> _Listing_
+++++

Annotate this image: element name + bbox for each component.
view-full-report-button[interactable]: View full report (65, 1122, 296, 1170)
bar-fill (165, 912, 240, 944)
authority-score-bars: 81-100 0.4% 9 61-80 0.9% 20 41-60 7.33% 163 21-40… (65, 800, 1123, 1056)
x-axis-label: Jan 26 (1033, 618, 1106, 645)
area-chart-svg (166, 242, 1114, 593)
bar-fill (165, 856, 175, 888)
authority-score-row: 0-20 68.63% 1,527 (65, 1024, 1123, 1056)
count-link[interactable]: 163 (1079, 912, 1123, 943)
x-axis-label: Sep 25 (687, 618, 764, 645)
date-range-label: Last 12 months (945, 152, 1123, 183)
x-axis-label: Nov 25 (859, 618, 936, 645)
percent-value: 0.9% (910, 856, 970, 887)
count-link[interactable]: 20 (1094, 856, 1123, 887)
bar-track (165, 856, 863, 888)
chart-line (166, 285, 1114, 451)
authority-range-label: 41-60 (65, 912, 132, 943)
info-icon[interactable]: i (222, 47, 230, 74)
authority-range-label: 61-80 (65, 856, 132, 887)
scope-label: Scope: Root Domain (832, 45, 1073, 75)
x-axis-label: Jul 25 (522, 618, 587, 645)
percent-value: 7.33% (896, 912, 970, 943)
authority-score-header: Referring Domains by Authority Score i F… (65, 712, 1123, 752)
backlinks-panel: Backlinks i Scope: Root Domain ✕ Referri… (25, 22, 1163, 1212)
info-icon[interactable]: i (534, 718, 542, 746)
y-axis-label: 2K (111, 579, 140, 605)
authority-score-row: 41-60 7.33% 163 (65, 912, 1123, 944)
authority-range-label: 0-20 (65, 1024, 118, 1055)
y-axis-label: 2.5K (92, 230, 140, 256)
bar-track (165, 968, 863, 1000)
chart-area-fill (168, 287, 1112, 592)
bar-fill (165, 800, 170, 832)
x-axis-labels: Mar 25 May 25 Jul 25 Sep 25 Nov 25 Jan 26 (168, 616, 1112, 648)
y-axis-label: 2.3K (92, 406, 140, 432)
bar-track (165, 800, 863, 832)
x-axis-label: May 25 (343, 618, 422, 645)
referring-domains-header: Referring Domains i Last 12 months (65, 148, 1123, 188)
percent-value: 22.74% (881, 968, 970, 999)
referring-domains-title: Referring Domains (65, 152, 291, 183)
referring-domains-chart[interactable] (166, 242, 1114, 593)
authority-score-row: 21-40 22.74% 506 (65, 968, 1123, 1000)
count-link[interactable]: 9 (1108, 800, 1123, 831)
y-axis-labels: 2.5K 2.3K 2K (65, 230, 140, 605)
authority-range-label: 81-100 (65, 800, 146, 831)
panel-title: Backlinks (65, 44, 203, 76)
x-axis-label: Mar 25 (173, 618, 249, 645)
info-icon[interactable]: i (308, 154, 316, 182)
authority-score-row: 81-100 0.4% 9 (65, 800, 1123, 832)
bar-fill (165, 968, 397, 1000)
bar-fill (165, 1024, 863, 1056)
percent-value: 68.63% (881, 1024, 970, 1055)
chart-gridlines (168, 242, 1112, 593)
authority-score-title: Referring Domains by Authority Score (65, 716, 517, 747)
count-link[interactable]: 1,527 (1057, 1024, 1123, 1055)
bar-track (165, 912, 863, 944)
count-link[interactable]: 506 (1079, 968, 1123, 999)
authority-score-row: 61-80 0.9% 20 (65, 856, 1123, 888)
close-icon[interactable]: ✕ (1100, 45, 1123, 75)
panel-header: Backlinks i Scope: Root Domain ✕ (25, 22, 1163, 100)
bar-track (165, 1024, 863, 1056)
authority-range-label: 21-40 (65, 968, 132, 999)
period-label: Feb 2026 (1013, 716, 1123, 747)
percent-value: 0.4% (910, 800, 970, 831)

+++++

> _Work instructions_
Copy the data above line for line, changing nothing.

> _Correct answer_
Annotate this image: element name + bbox for each component.
view-full-report-button[interactable]: View full report (65, 1122, 296, 1170)
bar-fill (165, 912, 240, 944)
authority-score-bars: 81-100 0.4% 9 61-80 0.9% 20 41-60 7.33% 163 21-40… (65, 800, 1123, 1056)
x-axis-label: Jan 26 (1033, 618, 1106, 645)
area-chart-svg (166, 242, 1114, 593)
bar-fill (165, 856, 175, 888)
authority-score-row: 0-20 68.63% 1,527 (65, 1024, 1123, 1056)
count-link[interactable]: 163 (1079, 912, 1123, 943)
x-axis-label: Sep 25 (687, 618, 764, 645)
date-range-label: Last 12 months (945, 152, 1123, 183)
x-axis-label: Nov 25 (859, 618, 936, 645)
percent-value: 0.9% (910, 856, 970, 887)
count-link[interactable]: 20 (1094, 856, 1123, 887)
bar-track (165, 856, 863, 888)
chart-line (166, 285, 1114, 451)
authority-range-label: 41-60 (65, 912, 132, 943)
info-icon[interactable]: i (222, 47, 230, 74)
authority-range-label: 61-80 (65, 856, 132, 887)
scope-label: Scope: Root Domain (832, 45, 1073, 75)
x-axis-label: Jul 25 (522, 618, 587, 645)
percent-value: 7.33% (896, 912, 970, 943)
authority-score-header: Referring Domains by Authority Score i F… (65, 712, 1123, 752)
backlinks-panel: Backlinks i Scope: Root Domain ✕ Referri… (25, 22, 1163, 1212)
info-icon[interactable]: i (534, 718, 542, 746)
y-axis-label: 2K (111, 579, 140, 605)
authority-score-row: 41-60 7.33% 163 (65, 912, 1123, 944)
authority-range-label: 0-20 (65, 1024, 118, 1055)
y-axis-label: 2.5K (92, 230, 140, 256)
bar-track (165, 968, 863, 1000)
chart-area-fill (168, 287, 1112, 592)
bar-fill (165, 800, 170, 832)
x-axis-labels: Mar 25 May 25 Jul 25 Sep 25 Nov 25 Jan 26 (168, 616, 1112, 648)
y-axis-label: 2.3K (92, 406, 140, 432)
bar-track (165, 800, 863, 832)
x-axis-label: May 25 (343, 618, 422, 645)
referring-domains-header: Referring Domains i Last 12 months (65, 148, 1123, 188)
percent-value: 22.74% (881, 968, 970, 999)
referring-domains-title: Referring Domains (65, 152, 291, 183)
referring-domains-chart[interactable] (166, 242, 1114, 593)
authority-score-row: 21-40 22.74% 506 (65, 968, 1123, 1000)
count-link[interactable]: 9 (1108, 800, 1123, 831)
y-axis-labels: 2.5K 2.3K 2K (65, 230, 140, 605)
authority-range-label: 81-100 (65, 800, 146, 831)
panel-title: Backlinks (65, 44, 203, 76)
x-axis-label: Mar 25 (173, 618, 249, 645)
info-icon[interactable]: i (308, 154, 316, 182)
authority-score-row: 81-100 0.4% 9 (65, 800, 1123, 832)
bar-fill (165, 968, 397, 1000)
bar-fill (165, 1024, 863, 1056)
percent-value: 68.63% (881, 1024, 970, 1055)
chart-gridlines (168, 242, 1112, 593)
authority-score-title: Referring Domains by Authority Score (65, 716, 517, 747)
count-link[interactable]: 1,527 (1057, 1024, 1123, 1055)
bar-track (165, 912, 863, 944)
count-link[interactable]: 506 (1079, 968, 1123, 999)
authority-score-row: 61-80 0.9% 20 (65, 856, 1123, 888)
close-icon[interactable]: ✕ (1100, 45, 1123, 75)
panel-header: Backlinks i Scope: Root Domain ✕ (25, 22, 1163, 100)
bar-track (165, 1024, 863, 1056)
authority-range-label: 21-40 (65, 968, 132, 999)
period-label: Feb 2026 (1013, 716, 1123, 747)
percent-value: 0.4% (910, 800, 970, 831)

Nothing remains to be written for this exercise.